◆ TASK OBJECTIVE
Copy out the data below word for word, from the first line through the line that contains "refresh-icon — [67, 231, 83, 247]", with both the first line and that line included.

--- begin MATERIAL FOR THIS TASK ---

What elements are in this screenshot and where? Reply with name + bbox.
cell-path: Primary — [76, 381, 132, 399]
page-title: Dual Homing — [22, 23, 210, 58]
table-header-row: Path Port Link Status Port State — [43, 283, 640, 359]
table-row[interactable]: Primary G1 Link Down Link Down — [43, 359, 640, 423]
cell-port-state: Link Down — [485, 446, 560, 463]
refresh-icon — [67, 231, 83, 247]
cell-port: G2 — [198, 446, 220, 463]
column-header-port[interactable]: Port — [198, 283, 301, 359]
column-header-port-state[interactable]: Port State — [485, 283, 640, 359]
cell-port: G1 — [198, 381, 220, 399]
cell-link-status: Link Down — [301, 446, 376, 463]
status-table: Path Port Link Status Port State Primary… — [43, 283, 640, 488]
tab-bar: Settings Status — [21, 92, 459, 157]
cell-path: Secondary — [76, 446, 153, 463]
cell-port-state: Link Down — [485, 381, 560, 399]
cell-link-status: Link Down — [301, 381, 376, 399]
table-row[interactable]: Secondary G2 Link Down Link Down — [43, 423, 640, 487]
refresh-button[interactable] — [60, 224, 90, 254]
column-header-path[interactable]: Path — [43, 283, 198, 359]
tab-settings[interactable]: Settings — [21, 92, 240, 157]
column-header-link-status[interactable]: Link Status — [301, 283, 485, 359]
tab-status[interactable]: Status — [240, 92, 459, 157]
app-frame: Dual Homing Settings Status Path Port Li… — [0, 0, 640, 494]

--- end MATERIAL FOR THIS TASK ---

◆ REPLY TO THE EXERCISE
What elements are in this screenshot and where? Reply with name + bbox.
cell-path: Primary — [76, 381, 132, 399]
page-title: Dual Homing — [22, 23, 210, 58]
table-header-row: Path Port Link Status Port State — [43, 283, 640, 359]
table-row[interactable]: Primary G1 Link Down Link Down — [43, 359, 640, 423]
cell-port-state: Link Down — [485, 446, 560, 463]
refresh-icon — [67, 231, 83, 247]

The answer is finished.